### Description of the task
When you retype the records that follow, keep each word as it is and drop any pictures.

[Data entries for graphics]
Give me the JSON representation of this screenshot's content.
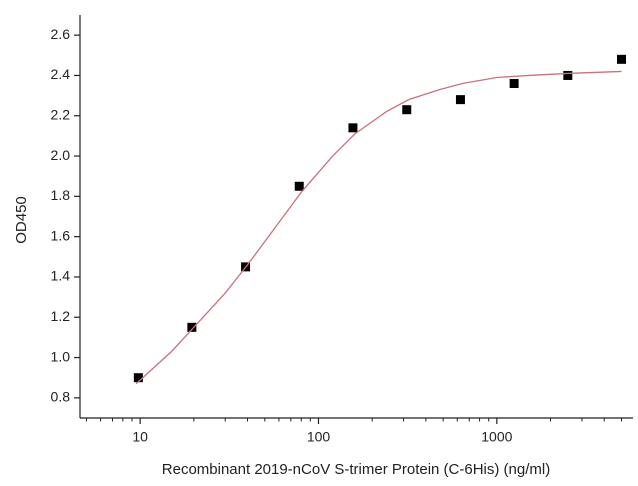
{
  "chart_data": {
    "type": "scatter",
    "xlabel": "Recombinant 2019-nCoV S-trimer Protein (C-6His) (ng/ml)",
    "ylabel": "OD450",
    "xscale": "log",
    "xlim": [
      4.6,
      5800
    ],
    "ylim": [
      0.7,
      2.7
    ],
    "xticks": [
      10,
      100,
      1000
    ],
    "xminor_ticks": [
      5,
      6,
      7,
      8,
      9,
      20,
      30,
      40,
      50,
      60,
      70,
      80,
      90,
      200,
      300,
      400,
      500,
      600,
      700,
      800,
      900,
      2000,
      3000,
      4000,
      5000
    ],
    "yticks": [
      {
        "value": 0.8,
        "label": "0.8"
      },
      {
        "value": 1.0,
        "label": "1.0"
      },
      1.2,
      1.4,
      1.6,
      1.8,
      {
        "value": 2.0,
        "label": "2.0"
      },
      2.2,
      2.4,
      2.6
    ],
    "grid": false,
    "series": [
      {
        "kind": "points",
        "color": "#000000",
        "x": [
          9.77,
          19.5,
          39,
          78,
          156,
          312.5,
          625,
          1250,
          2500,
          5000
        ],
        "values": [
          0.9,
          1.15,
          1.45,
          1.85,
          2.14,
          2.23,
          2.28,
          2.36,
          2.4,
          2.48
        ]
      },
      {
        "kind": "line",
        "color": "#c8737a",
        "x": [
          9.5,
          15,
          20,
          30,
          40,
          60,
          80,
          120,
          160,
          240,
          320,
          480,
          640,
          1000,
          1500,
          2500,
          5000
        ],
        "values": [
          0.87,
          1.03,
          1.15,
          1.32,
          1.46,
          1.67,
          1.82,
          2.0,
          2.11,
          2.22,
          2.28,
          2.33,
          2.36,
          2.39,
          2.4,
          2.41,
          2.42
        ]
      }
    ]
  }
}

### Answer to this exercise
Give me the JSON representation of this screenshot's content.
{
  "chart_data": {
    "type": "scatter",
    "xlabel": "Recombinant 2019-nCoV S-trimer Protein (C-6His) (ng/ml)",
    "ylabel": "OD450",
    "xscale": "log",
    "xlim": [
      4.6,
      5800
    ],
    "ylim": [
      0.7,
      2.7
    ],
    "xticks": [
      10,
      100,
      1000
    ],
    "xminor_ticks": [
      5,
      6,
      7,
      8,
      9,
      20,
      30,
      40,
      50,
      60,
      70,
      80,
      90,
      200,
      300,
      400,
      500,
      600,
      700,
      800,
      900,
      2000,
      3000,
      4000,
      5000
    ],
    "yticks": [
      {
        "value": 0.8,
        "label": "0.8"
      },
      {
        "value": 1.0,
        "label": "1.0"
      },
      1.2,
      1.4,
      1.6,
      1.8,
      {
        "value": 2.0,
        "label": "2.0"
      },
      2.2,
      2.4,
      2.6
    ],
    "grid": false,
    "series": [
      {
        "kind": "points",
        "color": "#000000",
        "x": [
          9.77,
          19.5,
          39,
          78,
          156,
          312.5,
          625,
          1250,
          2500,
          5000
        ],
        "values": [
          0.9,
          1.15,
          1.45,
          1.85,
          2.14,
          2.23,
          2.28,
          2.36,
          2.4,
          2.48
        ]
      },
      {
        "kind": "line",
        "color": "#c8737a",
        "x": [
          9.5,
          15,
          20,
          30,
          40,
          60,
          80,
          120,
          160,
          240,
          320,
          480,
          640,
          1000,
          1500,
          2500,
          5000
        ],
        "values": [
          0.87,
          1.03,
          1.15,
          1.32,
          1.46,
          1.67,
          1.82,
          2.0,
          2.11,
          2.22,
          2.28,
          2.33,
          2.36,
          2.39,
          2.4,
          2.41,
          2.42
        ]
      }
    ]
  }
}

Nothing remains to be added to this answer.